• **Work instructions**:
Pull out every line below holding the word "Average".

• **Dataset extract**:
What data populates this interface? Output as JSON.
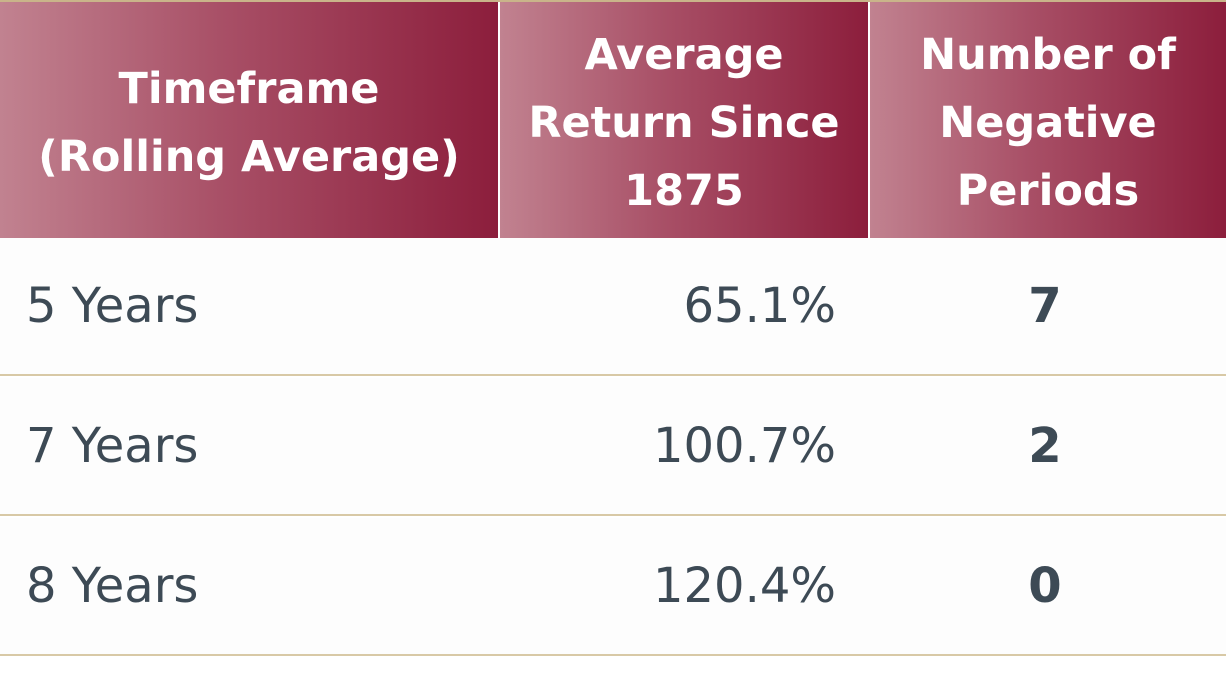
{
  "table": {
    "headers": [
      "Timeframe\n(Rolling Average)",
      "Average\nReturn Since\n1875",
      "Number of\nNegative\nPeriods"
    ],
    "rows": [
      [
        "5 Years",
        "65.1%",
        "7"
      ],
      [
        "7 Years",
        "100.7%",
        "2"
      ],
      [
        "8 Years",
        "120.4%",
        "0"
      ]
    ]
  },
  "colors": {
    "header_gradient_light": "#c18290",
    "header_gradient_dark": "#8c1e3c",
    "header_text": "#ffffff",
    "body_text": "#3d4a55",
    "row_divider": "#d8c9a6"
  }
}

• **Response**:
      "Timeframe\n(Rolling Average)",
      "Average\nReturn Since\n1875",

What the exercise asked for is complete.